Dataset items:
◆ ◆ ◆

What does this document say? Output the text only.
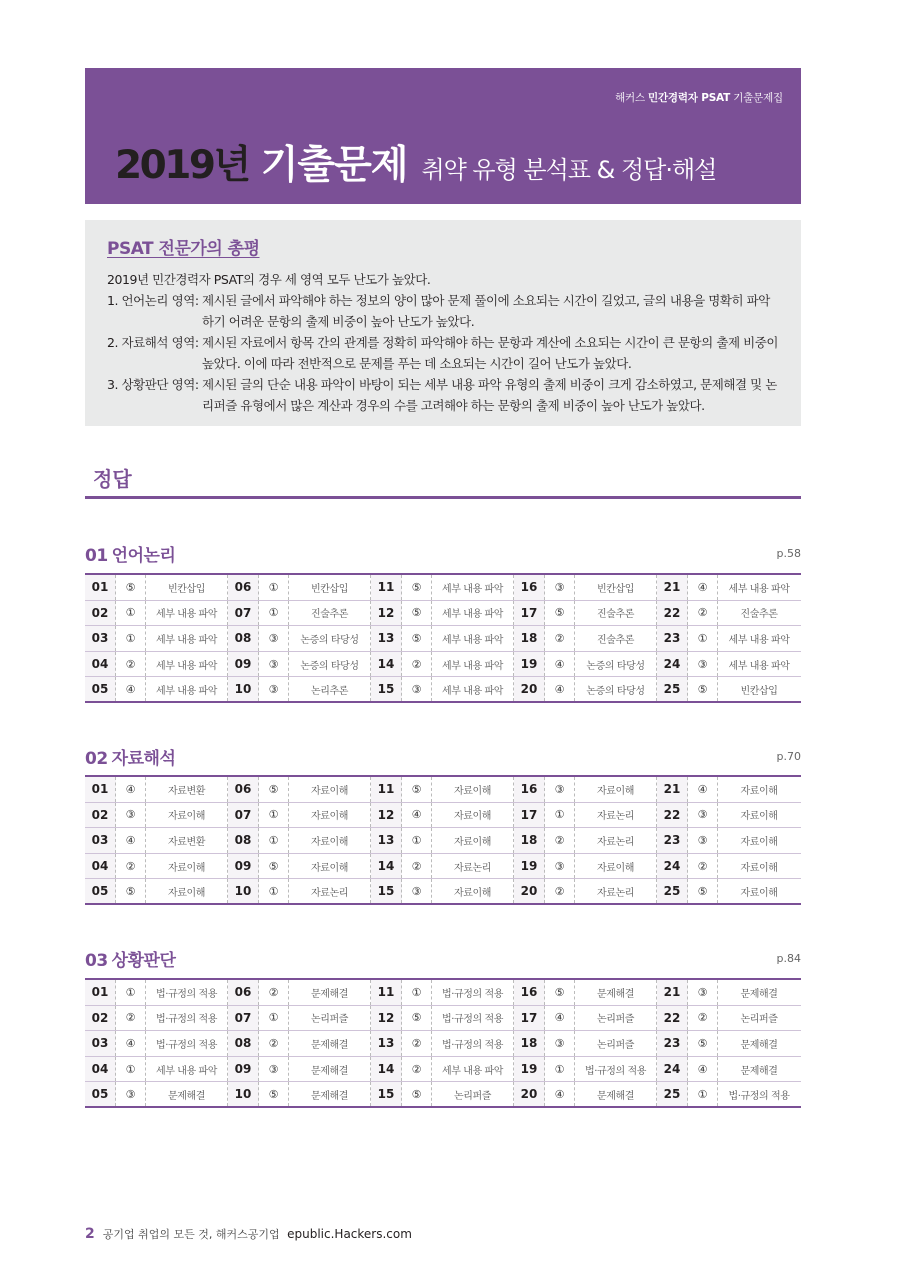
해커스 민간경력자 PSAT 기출문제집
2019년 기출문제 취약 유형 분석표 & 정답·해설
PSAT 전문가의 총평
2019년 민간경력자 PSAT의 경우 세 영역 모두 난도가 높았다.
1. 언어논리 영역: 제시된 글에서 파악해야 하는 정보의 양이 많아 문제 풀이에 소요되는 시간이 길었고, 글의 내용을 명확히 파악
하기 어려운 문항의 출제 비중이 높아 난도가 높았다.
2. 자료해석 영역: 제시된 자료에서 항목 간의 관계를 정확히 파악해야 하는 문항과 계산에 소요되는 시간이 큰 문항의 출제 비중이
높았다. 이에 따라 전반적으로 문제를 푸는 데 소요되는 시간이 길어 난도가 높았다.
3. 상황판단 영역: 제시된 글의 단순 내용 파악이 바탕이 되는 세부 내용 파악 유형의 출제 비중이 크게 감소하였고, 문제해결 및 논
리퍼즐 유형에서 많은 계산과 경우의 수를 고려해야 하는 문항의 출제 비중이 높아 난도가 높았다.
정답
01 언어논리	p.58
01	⑤	빈칸삽입	06	①	빈칸삽입	11	⑤	세부 내용 파악	16	③	빈칸삽입	21	④	세부 내용 파악
02	①	세부 내용 파악	07	①	진술추론	12	⑤	세부 내용 파악	17	⑤	진술추론	22	②	진술추론
03	①	세부 내용 파악	08	③	논증의 타당성	13	⑤	세부 내용 파악	18	②	진술추론	23	①	세부 내용 파악
04	②	세부 내용 파악	09	③	논증의 타당성	14	②	세부 내용 파악	19	④	논증의 타당성	24	③	세부 내용 파악
05	④	세부 내용 파악	10	③	논리추론	15	③	세부 내용 파악	20	④	논증의 타당성	25	⑤	빈칸삽입
02 자료해석	p.70
01	④	자료변환	06	⑤	자료이해	11	⑤	자료이해	16	③	자료이해	21	④	자료이해
02	③	자료이해	07	①	자료이해	12	④	자료이해	17	①	자료논리	22	③	자료이해
03	④	자료변환	08	①	자료이해	13	①	자료이해	18	②	자료논리	23	③	자료이해
04	②	자료이해	09	⑤	자료이해	14	②	자료논리	19	③	자료이해	24	②	자료이해
05	⑤	자료이해	10	①	자료논리	15	③	자료이해	20	②	자료논리	25	⑤	자료이해
03 상황판단	p.84
01	①	법·규정의 적용	06	②	문제해결	11	①	법·규정의 적용	16	⑤	문제해결	21	③	문제해결
02	②	법·규정의 적용	07	①	논리퍼즐	12	⑤	법·규정의 적용	17	④	논리퍼즐	22	②	논리퍼즐
03	④	법·규정의 적용	08	②	문제해결	13	②	법·규정의 적용	18	③	논리퍼즐	23	⑤	문제해결
04	①	세부 내용 파악	09	③	문제해결	14	②	세부 내용 파악	19	①	법·규정의 적용	24	④	문제해결
05	③	문제해결	10	⑤	문제해결	15	⑤	논리퍼즐	20	④	문제해결	25	①	법·규정의 적용
2 공기업 취업의 모든 것, 해커스공기업 epublic.Hackers.com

◆ ◆ ◆

→ **Exercise**
Repeat all of the data above word for word, minus the pictures.

→ **Problem solution**
What does this document say? Output the text only.
해커스 민간경력자 PSAT 기출문제집
2019년 기출문제 취약 유형 분석표 & 정답·해설
PSAT 전문가의 총평
2019년 민간경력자 PSAT의 경우 세 영역 모두 난도가 높았다.
1. 언어논리 영역: 제시된 글에서 파악해야 하는 정보의 양이 많아 문제 풀이에 소요되는 시간이 길었고, 글의 내용을 명확히 파악
하기 어려운 문항의 출제 비중이 높아 난도가 높았다.
2. 자료해석 영역: 제시된 자료에서 항목 간의 관계를 정확히 파악해야 하는 문항과 계산에 소요되는 시간이 큰 문항의 출제 비중이
높았다. 이에 따라 전반적으로 문제를 푸는 데 소요되는 시간이 길어 난도가 높았다.
3. 상황판단 영역: 제시된 글의 단순 내용 파악이 바탕이 되는 세부 내용 파악 유형의 출제 비중이 크게 감소하였고, 문제해결 및 논
리퍼즐 유형에서 많은 계산과 경우의 수를 고려해야 하는 문항의 출제 비중이 높아 난도가 높았다.
정답
01 언어논리	p.58
01	⑤	빈칸삽입	06	①	빈칸삽입	11	⑤	세부 내용 파악	16	③	빈칸삽입	21	④	세부 내용 파악
02	①	세부 내용 파악	07	①	진술추론	12	⑤	세부 내용 파악	17	⑤	진술추론	22	②	진술추론
03	①	세부 내용 파악	08	③	논증의 타당성	13	⑤	세부 내용 파악	18	②	진술추론	23	①	세부 내용 파악
04	②	세부 내용 파악	09	③	논증의 타당성	14	②	세부 내용 파악	19	④	논증의 타당성	24	③	세부 내용 파악
05	④	세부 내용 파악	10	③	논리추론	15	③	세부 내용 파악	20	④	논증의 타당성	25	⑤	빈칸삽입
02 자료해석	p.70
01	④	자료변환	06	⑤	자료이해	11	⑤	자료이해	16	③	자료이해	21	④	자료이해
02	③	자료이해	07	①	자료이해	12	④	자료이해	17	①	자료논리	22	③	자료이해
03	④	자료변환	08	①	자료이해	13	①	자료이해	18	②	자료논리	23	③	자료이해
04	②	자료이해	09	⑤	자료이해	14	②	자료논리	19	③	자료이해	24	②	자료이해
05	⑤	자료이해	10	①	자료논리	15	③	자료이해	20	②	자료논리	25	⑤	자료이해
03 상황판단	p.84
01	①	법·규정의 적용	06	②	문제해결	11	①	법·규정의 적용	16	⑤	문제해결	21	③	문제해결
02	②	법·규정의 적용	07	①	논리퍼즐	12	⑤	법·규정의 적용	17	④	논리퍼즐	22	②	논리퍼즐
03	④	법·규정의 적용	08	②	문제해결	13	②	법·규정의 적용	18	③	논리퍼즐	23	⑤	문제해결
04	①	세부 내용 파악	09	③	문제해결	14	②	세부 내용 파악	19	①	법·규정의 적용	24	④	문제해결
05	③	문제해결	10	⑤	문제해결	15	⑤	논리퍼즐	20	④	문제해결	25	①	법·규정의 적용
2 공기업 취업의 모든 것, 해커스공기업 epublic.Hackers.com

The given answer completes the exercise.